*What the task requires*:
Return the lines below that carry the word "engine".
++++ Information supplied ++++
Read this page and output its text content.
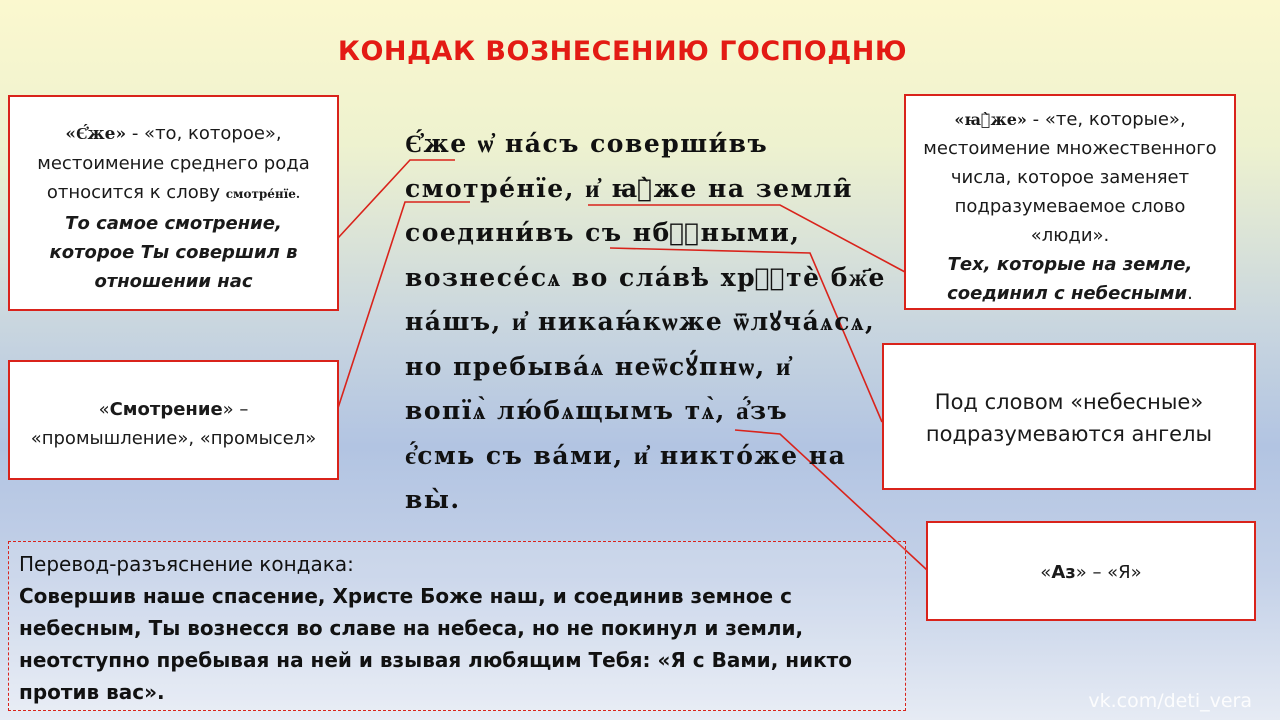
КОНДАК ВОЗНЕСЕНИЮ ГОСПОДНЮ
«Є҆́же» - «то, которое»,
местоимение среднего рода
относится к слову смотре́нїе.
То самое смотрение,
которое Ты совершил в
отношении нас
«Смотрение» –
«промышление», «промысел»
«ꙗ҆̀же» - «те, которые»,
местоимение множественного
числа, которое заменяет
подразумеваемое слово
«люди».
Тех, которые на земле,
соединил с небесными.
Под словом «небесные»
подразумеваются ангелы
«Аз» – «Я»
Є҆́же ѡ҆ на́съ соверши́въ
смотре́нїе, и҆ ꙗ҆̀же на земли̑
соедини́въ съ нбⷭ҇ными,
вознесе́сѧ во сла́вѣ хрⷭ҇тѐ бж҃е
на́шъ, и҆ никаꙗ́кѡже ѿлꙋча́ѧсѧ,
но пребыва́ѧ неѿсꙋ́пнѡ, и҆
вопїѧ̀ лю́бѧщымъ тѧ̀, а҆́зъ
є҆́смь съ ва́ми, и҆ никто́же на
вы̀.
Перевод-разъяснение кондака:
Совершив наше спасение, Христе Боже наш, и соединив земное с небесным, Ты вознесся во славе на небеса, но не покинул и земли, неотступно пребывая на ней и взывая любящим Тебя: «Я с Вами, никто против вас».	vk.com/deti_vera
++++
++++ Information supplied ++++
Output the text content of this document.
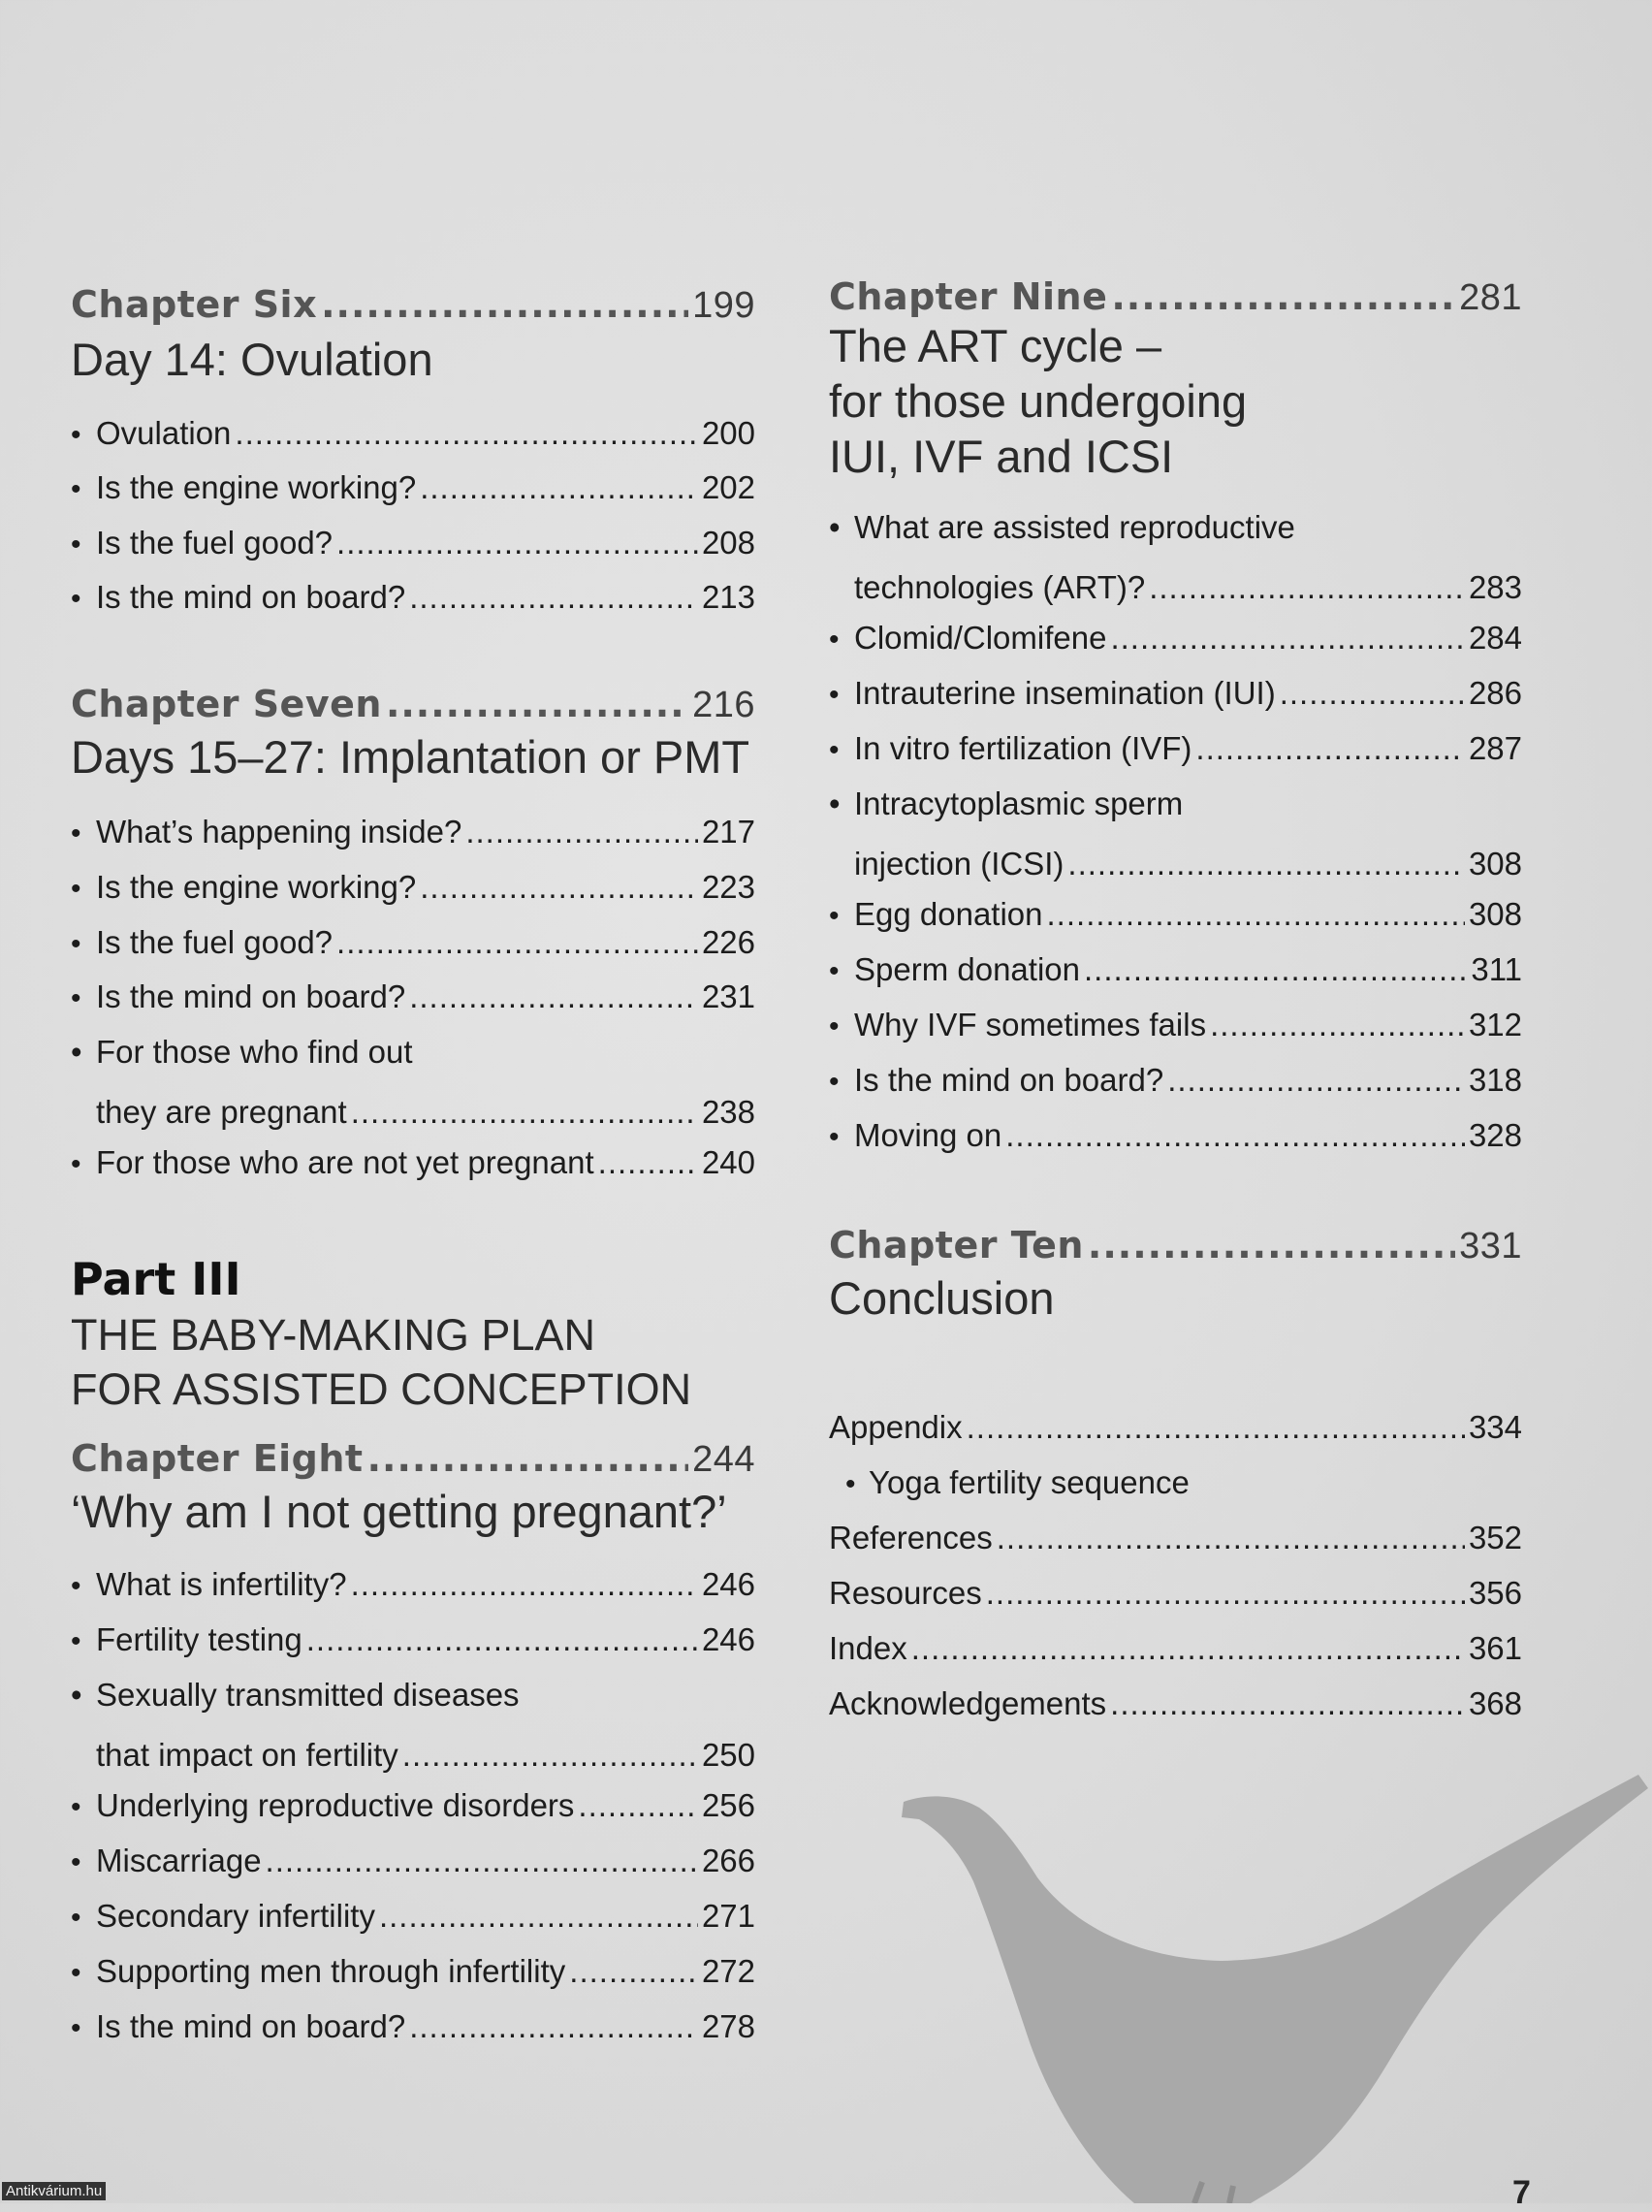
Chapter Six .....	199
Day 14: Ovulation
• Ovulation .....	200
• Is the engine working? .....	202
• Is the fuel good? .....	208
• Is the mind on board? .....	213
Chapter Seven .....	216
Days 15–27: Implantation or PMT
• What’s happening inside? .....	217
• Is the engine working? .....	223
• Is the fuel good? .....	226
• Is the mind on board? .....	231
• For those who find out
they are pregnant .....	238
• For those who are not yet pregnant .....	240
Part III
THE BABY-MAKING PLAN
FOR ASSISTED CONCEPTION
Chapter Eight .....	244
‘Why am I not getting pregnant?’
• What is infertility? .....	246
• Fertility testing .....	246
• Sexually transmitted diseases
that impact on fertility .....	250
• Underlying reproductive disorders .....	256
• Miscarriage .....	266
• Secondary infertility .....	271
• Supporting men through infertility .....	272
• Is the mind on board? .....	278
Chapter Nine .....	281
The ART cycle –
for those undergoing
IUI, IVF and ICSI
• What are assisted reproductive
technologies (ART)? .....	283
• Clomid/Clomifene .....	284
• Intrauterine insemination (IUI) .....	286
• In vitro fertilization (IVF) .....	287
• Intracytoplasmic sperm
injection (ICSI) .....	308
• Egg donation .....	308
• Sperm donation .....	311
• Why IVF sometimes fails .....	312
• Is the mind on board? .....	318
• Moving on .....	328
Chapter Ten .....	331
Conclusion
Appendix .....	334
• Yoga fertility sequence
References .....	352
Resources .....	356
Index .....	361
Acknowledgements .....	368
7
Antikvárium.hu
++++
*Output of the task*:
• Is the engine working? .....	202
• Is the engine working? .....	223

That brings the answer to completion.